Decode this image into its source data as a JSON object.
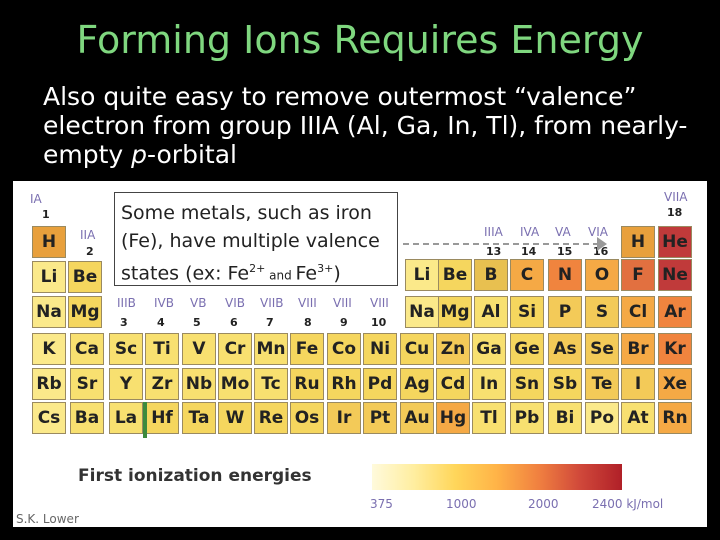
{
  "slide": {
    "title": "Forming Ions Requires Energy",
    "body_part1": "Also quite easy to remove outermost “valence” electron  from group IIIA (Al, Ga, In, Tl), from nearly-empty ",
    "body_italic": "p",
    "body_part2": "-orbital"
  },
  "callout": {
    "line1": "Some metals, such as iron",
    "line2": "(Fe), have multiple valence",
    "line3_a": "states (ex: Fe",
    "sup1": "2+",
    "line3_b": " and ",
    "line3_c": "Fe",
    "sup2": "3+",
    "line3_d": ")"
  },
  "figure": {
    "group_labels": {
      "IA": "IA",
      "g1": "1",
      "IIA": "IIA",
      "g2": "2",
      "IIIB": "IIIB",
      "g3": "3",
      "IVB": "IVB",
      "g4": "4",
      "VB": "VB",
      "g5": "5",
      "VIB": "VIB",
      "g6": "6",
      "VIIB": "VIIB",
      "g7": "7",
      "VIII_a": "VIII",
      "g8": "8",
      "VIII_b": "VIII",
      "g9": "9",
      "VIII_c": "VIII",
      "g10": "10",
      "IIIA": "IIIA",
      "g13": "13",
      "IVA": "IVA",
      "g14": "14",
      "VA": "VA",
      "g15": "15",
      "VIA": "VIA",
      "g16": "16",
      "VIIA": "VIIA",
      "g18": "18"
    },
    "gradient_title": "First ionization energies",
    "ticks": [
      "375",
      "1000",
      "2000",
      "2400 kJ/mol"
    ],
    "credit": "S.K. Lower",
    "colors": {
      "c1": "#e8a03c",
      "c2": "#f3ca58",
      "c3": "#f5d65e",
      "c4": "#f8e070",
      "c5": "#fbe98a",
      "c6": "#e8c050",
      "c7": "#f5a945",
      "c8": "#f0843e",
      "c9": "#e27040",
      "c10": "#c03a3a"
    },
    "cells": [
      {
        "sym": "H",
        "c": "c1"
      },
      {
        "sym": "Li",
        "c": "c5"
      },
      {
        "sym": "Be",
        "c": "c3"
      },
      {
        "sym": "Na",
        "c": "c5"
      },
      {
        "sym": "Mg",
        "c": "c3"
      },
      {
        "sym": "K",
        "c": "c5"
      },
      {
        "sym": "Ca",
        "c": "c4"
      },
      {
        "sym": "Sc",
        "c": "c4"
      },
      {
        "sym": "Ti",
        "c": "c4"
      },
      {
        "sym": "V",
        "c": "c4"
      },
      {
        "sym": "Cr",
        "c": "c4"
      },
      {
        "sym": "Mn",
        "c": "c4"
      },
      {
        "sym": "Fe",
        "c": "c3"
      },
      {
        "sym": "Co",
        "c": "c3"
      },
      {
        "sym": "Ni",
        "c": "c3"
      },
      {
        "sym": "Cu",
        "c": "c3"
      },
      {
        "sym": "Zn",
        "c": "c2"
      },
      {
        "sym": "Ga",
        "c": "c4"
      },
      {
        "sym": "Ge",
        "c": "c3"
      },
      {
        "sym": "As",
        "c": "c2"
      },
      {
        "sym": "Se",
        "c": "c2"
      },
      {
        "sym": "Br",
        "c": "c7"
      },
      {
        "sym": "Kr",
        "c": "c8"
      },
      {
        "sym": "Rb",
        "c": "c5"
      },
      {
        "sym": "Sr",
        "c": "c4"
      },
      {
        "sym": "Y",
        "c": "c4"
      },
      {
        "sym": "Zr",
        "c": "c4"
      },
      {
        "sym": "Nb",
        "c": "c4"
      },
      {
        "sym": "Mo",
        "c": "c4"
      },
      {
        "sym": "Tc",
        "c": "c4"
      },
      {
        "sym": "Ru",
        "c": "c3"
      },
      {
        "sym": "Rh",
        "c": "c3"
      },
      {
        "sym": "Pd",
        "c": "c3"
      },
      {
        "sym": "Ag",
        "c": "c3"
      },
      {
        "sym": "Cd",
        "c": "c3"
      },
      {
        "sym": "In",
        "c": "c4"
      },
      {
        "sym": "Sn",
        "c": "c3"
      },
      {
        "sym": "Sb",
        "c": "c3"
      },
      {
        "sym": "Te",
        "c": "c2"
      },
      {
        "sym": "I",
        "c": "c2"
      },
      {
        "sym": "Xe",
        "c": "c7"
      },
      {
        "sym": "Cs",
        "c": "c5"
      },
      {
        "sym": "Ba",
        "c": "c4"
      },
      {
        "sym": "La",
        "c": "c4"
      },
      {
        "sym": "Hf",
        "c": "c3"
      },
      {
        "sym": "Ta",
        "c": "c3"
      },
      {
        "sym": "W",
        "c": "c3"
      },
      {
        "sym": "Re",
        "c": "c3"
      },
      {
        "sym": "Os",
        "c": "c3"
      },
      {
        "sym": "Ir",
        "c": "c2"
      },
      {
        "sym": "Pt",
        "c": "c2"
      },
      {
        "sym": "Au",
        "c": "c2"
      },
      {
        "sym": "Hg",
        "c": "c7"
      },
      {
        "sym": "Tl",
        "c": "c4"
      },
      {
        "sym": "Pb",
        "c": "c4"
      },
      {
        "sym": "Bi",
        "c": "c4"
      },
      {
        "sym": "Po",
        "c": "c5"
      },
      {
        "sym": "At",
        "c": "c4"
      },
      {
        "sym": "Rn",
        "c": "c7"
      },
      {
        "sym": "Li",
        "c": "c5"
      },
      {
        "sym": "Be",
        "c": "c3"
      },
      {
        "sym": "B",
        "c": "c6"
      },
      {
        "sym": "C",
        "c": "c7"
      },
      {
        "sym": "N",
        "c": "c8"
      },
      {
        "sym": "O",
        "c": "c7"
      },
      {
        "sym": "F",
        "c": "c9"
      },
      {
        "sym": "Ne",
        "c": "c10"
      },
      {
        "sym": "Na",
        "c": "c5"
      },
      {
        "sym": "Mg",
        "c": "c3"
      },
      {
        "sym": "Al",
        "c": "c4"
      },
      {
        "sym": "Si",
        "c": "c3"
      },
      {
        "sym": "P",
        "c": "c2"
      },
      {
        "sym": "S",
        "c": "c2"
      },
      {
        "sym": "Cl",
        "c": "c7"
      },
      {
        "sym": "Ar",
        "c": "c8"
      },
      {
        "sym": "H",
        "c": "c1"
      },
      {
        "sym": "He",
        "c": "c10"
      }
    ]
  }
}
──────────
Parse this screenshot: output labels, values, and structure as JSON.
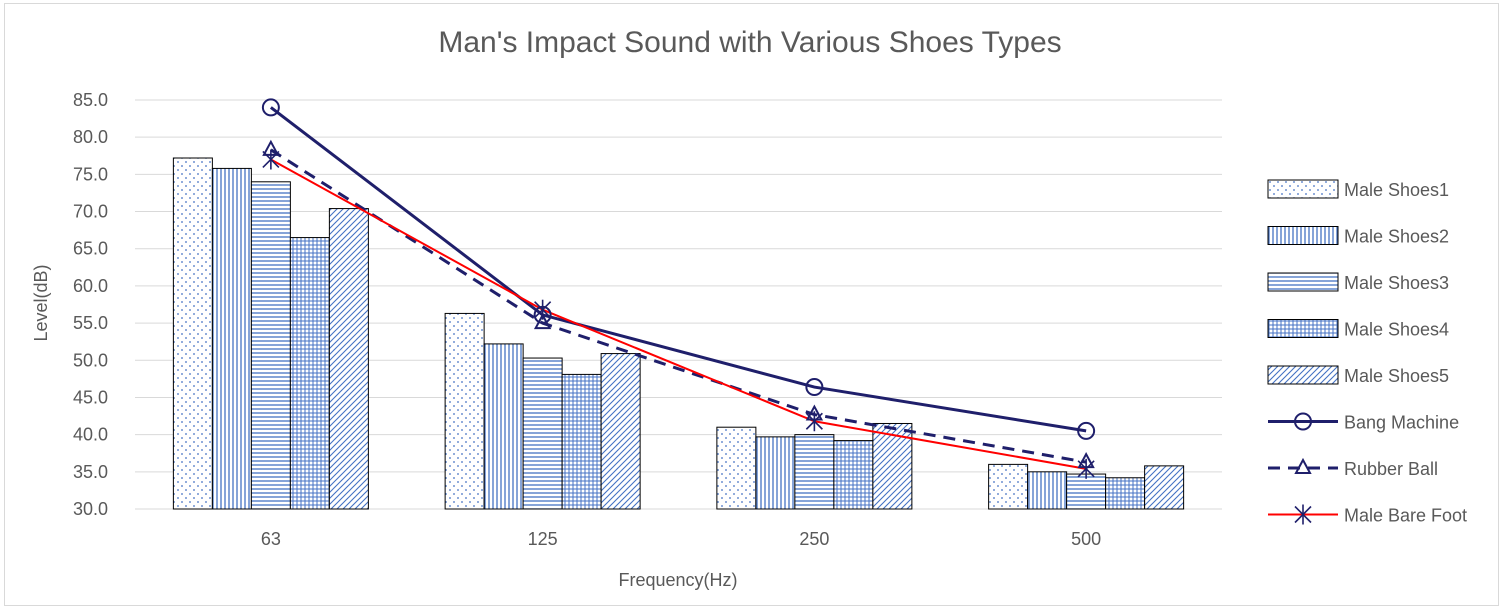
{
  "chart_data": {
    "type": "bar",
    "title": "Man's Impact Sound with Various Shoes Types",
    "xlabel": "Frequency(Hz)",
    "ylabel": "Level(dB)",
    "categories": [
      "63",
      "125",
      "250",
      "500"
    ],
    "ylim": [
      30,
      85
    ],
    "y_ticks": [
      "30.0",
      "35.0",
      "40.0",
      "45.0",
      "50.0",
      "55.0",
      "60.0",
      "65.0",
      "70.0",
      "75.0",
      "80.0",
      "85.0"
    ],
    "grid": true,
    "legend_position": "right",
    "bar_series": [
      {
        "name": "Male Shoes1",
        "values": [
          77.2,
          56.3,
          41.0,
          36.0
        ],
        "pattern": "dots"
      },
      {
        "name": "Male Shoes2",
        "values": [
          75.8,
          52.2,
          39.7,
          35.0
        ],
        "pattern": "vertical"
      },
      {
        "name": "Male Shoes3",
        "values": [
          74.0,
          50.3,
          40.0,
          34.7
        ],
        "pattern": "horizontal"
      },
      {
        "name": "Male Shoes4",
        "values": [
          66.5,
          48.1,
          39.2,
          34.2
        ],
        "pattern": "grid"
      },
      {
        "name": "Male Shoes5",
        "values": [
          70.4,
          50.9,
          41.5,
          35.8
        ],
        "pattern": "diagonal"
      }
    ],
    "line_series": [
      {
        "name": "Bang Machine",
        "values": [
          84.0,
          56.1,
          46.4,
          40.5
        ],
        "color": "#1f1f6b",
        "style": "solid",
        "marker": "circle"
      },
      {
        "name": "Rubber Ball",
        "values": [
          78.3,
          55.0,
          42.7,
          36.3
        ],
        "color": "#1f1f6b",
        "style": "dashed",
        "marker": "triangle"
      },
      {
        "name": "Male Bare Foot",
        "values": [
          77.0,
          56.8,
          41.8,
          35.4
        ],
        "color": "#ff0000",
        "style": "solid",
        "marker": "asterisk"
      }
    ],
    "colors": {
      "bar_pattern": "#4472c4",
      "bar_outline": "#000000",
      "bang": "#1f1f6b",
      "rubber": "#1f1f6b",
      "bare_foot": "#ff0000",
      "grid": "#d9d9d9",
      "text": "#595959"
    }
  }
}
──────────
**REQUIREMENTS**: Pull out and copy each line containing the string "this".

**OUTPUT**:
Decode this image into its source data as a JSON object.
Parse this screenshot: output labels, values, and structure as JSON.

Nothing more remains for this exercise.